+++ The input +++

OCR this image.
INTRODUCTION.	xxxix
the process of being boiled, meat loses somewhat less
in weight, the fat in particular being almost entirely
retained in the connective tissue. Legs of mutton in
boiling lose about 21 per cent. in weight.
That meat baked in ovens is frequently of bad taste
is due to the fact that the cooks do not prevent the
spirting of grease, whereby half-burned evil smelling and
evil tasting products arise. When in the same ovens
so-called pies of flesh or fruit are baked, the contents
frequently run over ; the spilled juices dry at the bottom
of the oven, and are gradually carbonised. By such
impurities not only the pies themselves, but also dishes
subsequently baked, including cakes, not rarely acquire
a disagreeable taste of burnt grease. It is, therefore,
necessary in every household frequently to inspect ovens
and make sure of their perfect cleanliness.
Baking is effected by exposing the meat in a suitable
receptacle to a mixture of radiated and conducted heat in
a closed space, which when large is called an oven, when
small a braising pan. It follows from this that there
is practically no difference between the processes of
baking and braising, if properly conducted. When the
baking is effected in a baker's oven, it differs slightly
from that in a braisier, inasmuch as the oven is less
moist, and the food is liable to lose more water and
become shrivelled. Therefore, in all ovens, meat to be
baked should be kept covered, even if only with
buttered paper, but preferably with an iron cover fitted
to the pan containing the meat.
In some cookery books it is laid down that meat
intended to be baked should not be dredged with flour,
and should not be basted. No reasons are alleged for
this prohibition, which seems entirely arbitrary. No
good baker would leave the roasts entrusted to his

+++

Directive → Filter the listing above by the word "baked"; copy each line that passes.

Written answer →
That meat baked in ovens is frequently of bad taste
so-called pies of flesh or fruit are baked, the contents
subsequently baked, including cakes, not rarely acquire
baked should be kept covered, even if only with
intended to be baked should not be dredged with flour,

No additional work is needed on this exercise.